**YOUR GOAL**
The records are to be restated in their entirety, word for word.

— Begin —

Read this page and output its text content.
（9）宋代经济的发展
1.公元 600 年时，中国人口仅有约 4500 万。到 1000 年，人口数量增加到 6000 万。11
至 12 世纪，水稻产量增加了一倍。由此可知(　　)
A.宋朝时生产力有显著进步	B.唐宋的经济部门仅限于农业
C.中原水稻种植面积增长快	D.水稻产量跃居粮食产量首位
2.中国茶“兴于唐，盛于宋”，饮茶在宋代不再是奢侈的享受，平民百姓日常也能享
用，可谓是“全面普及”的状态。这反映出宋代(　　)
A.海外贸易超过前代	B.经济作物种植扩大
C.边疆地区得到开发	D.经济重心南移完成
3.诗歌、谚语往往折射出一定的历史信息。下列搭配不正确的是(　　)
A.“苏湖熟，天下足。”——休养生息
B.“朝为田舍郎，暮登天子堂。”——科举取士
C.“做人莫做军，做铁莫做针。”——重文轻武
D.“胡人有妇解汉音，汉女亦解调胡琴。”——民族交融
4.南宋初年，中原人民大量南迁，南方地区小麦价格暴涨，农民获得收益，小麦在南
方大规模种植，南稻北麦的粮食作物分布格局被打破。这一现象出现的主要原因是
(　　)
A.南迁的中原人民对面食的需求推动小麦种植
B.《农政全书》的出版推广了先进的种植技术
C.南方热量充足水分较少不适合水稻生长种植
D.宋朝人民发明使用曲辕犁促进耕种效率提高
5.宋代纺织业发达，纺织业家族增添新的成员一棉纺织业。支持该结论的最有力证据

— End —

**COMPLETE ANSWER**
Read this page and output its text content.
（9）宋代经济的发展
1.公元 600 年时，中国人口仅有约 4500 万。到 1000 年，人口数量增加到 6000 万。11
至 12 世纪，水稻产量增加了一倍。由此可知(　　)
A.宋朝时生产力有显著进步	B.唐宋的经济部门仅限于农业
C.中原水稻种植面积增长快	D.水稻产量跃居粮食产量首位
2.中国茶“兴于唐，盛于宋”，饮茶在宋代不再是奢侈的享受，平民百姓日常也能享
用，可谓是“全面普及”的状态。这反映出宋代(　　)
A.海外贸易超过前代	B.经济作物种植扩大
C.边疆地区得到开发	D.经济重心南移完成
3.诗歌、谚语往往折射出一定的历史信息。下列搭配不正确的是(　　)
A.“苏湖熟，天下足。”——休养生息
B.“朝为田舍郎，暮登天子堂。”——科举取士
C.“做人莫做军，做铁莫做针。”——重文轻武
D.“胡人有妇解汉音，汉女亦解调胡琴。”——民族交融
4.南宋初年，中原人民大量南迁，南方地区小麦价格暴涨，农民获得收益，小麦在南
方大规模种植，南稻北麦的粮食作物分布格局被打破。这一现象出现的主要原因是
(　　)
A.南迁的中原人民对面食的需求推动小麦种植
B.《农政全书》的出版推广了先进的种植技术
C.南方热量充足水分较少不适合水稻生长种植
D.宋朝人民发明使用曲辕犁促进耕种效率提高
5.宋代纺织业发达，纺织业家族增添新的成员一棉纺织业。支持该结论的最有力证据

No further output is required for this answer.